§ **Action item**:
From the entries below, copy out every line with "page" in it.

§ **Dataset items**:
★ ★ ★ ★ ★
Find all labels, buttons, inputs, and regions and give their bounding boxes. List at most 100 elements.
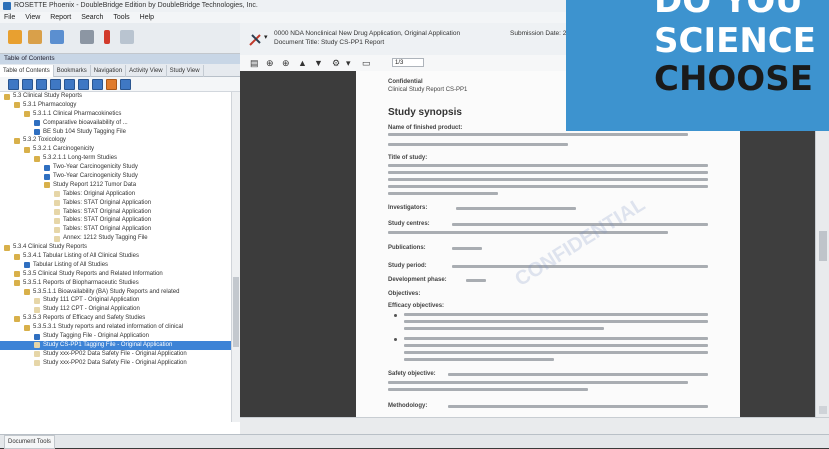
tree-item[interactable]: Comparative bioavailability of ... [0, 119, 240, 128]
confidential-label: Confidential [388, 79, 423, 85]
tree-item[interactable]: BE Sub 104 Study Tagging File [0, 128, 240, 137]
tab-bookmarks[interactable]: Bookmarks [54, 65, 91, 77]
tree-item[interactable]: Study Report 1212 Tumor Data [0, 181, 240, 190]
bookmark-icon[interactable] [104, 30, 110, 44]
tree-item[interactable]: 5.3.1 Pharmacology [0, 101, 240, 110]
tree-item[interactable]: 5.3 Clinical Study Reports [0, 92, 240, 101]
tree-item[interactable]: 5.3.5 Clinical Study Reports and Related… [0, 270, 240, 279]
page-icon [54, 217, 60, 224]
text-line [388, 143, 568, 146]
tree-item[interactable]: Tables: Original Application [0, 190, 240, 199]
window-title: ROSETTE Phoenix - DoubleBridge Edition b… [14, 2, 258, 9]
text-line [404, 344, 708, 347]
tree-item-label: Tabular Listing of All Studies [33, 261, 109, 268]
tree-item[interactable]: Tables: STAT Original Application [0, 208, 240, 217]
tab-table-of-contents[interactable]: Table of Contents [0, 65, 54, 77]
tree-item[interactable]: Study 111 CPT - Original Application [0, 296, 240, 305]
collapse-icon[interactable] [22, 79, 33, 90]
view-icon[interactable] [78, 79, 89, 90]
tree-item[interactable]: 5.3.2.1.1 Long-term Studies [0, 154, 240, 163]
tab-activity-view[interactable]: Activity View [126, 65, 167, 77]
open-folder-icon[interactable] [8, 30, 22, 44]
scroll-down-icon[interactable] [819, 406, 827, 414]
page-icon [34, 297, 40, 304]
tree-item[interactable]: Study CS-PP1 Tagging File - Original App… [0, 340, 240, 350]
tree-item[interactable]: Two-Year Carcinogenicity Study [0, 172, 240, 181]
tree-item[interactable]: 5.3.2.1 Carcinogenicity [0, 145, 240, 154]
menu-view[interactable]: View [21, 12, 44, 23]
tab-navigation[interactable]: Navigation [91, 65, 127, 77]
tree-item[interactable]: 5.3.2 Toxicology [0, 136, 240, 145]
menu-file[interactable]: File [0, 12, 19, 23]
previous-page-icon[interactable]: ▲ [298, 58, 307, 68]
zoom-in-icon[interactable]: ⊕ [282, 58, 290, 68]
tools-icon[interactable]: ⚙ [332, 58, 340, 68]
tree-item-label: 5.3.2.1 Carcinogenicity [33, 146, 95, 153]
page-icon [54, 200, 60, 207]
search-icon[interactable] [120, 30, 134, 44]
tree-item[interactable]: 5.3.5.3.1 Study reports and related info… [0, 323, 240, 332]
tree-scrollbar[interactable] [231, 92, 240, 422]
text-line [404, 337, 708, 340]
tree-item[interactable]: Study xxx-PP02 Data Safety File - Origin… [0, 359, 240, 368]
menu-help[interactable]: Help [136, 12, 158, 23]
open-file-icon[interactable] [28, 30, 42, 44]
tab-study-view[interactable]: Study View [167, 65, 204, 77]
tree-item[interactable]: Tables: STAT Original Application [0, 225, 240, 234]
tree-item[interactable]: Tables: STAT Original Application [0, 199, 240, 208]
tree-item-label: Study 112 CPT - Original Application [43, 306, 140, 313]
label-title-of-study: Title of study: [388, 155, 428, 161]
tree-item[interactable]: 5.3.5.1.1 Bioavailability (BA) Study Rep… [0, 288, 240, 297]
chevron-down-icon[interactable]: ▾ [264, 33, 268, 41]
tree-scroll-thumb[interactable] [233, 277, 239, 347]
fit-page-icon[interactable]: ▭ [362, 58, 371, 68]
page-number-field[interactable]: 1/3 [392, 58, 424, 67]
tree-item[interactable]: Two-Year Carcinogenicity Study [0, 163, 240, 172]
menu-report[interactable]: Report [46, 12, 75, 23]
tree-item-label: Study CS-PP1 Tagging File - Original App… [43, 341, 173, 348]
text-line [388, 133, 688, 136]
tree-item[interactable]: Tabular Listing of All Studies [0, 261, 240, 270]
page-icon [34, 351, 40, 358]
menu-tools[interactable]: Tools [109, 12, 133, 23]
page-layout-icon[interactable]: ▤ [250, 58, 259, 68]
next-page-icon[interactable]: ▼ [314, 58, 323, 68]
tree-item-label: 5.3.1.1 Clinical Pharmacokinetics [33, 110, 122, 117]
label-efficacy-objectives: Efficacy objectives: [388, 303, 445, 309]
tree-item[interactable]: 5.3.4 Clinical Study Reports [0, 243, 240, 252]
tree-item[interactable]: Study 112 CPT - Original Application [0, 305, 240, 314]
print-icon[interactable] [80, 30, 94, 44]
page-icon [54, 191, 60, 198]
tree-item-label: Study Report 1212 Tumor Data [53, 181, 137, 188]
filter-icon[interactable] [36, 79, 47, 90]
horizontal-scrollbar[interactable] [240, 417, 829, 435]
tree-item[interactable]: 5.3.5.3 Reports of Efficacy and Safety S… [0, 314, 240, 323]
zoom-icon[interactable]: ⊕ [266, 58, 274, 68]
tree-item-label: Tables: STAT Original Application [63, 199, 152, 206]
tree-item[interactable]: Study xxx-PP02 Data Safety File - Origin… [0, 350, 240, 359]
menu-search[interactable]: Search [77, 12, 107, 23]
tree-item[interactable]: 5.3.4.1 Tabular Listing of All Clinical … [0, 252, 240, 261]
export-icon[interactable] [92, 79, 103, 90]
report-reference: Clinical Study Report CS-PP1 [388, 87, 468, 93]
tree-item[interactable]: Annex: 1212 Study Tagging File [0, 234, 240, 243]
tree-item[interactable]: Tables: STAT Original Application [0, 216, 240, 225]
viewer-left-gutter [240, 71, 356, 417]
tree-item[interactable]: 5.3.5.1 Reports of Biopharmaceutic Studi… [0, 279, 240, 288]
text-line [388, 164, 708, 167]
tree-item-label: Study 111 CPT - Original Application [43, 297, 140, 304]
sort-icon[interactable] [50, 79, 61, 90]
dropdown-icon[interactable]: ▾ [346, 58, 351, 68]
tree-item-label: Two-Year Carcinogenicity Study [53, 164, 138, 171]
save-icon[interactable] [50, 30, 64, 44]
tree-item[interactable]: 5.3.1.1 Clinical Pharmacokinetics [0, 110, 240, 119]
highlight-icon[interactable] [106, 79, 117, 90]
viewer-scroll-thumb[interactable] [819, 231, 827, 261]
document-title: Document Title: Study CS-PP1 Report [274, 39, 385, 46]
text-line [388, 178, 708, 181]
expand-icon[interactable] [8, 79, 19, 90]
refresh-icon[interactable] [64, 79, 75, 90]
text-line [388, 192, 498, 195]
tree-item[interactable]: Study Tagging File - Original Applicatio… [0, 332, 240, 341]
options-icon[interactable] [120, 79, 131, 90]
★ ★ ★ ★ ★
§ **Your solution**:
page-icon [54, 217, 60, 224]
page-icon [34, 297, 40, 304]
previous-page-icon[interactable]: ▲ [298, 58, 307, 68]
page-icon [54, 200, 60, 207]
fit-page-icon[interactable]: ▭ [362, 58, 371, 68]
page-number-field[interactable]: 1/3 [392, 58, 424, 67]
page-icon [34, 351, 40, 358]
page-layout-icon[interactable]: ▤ [250, 58, 259, 68]
next-page-icon[interactable]: ▼ [314, 58, 323, 68]
page-icon [54, 191, 60, 198]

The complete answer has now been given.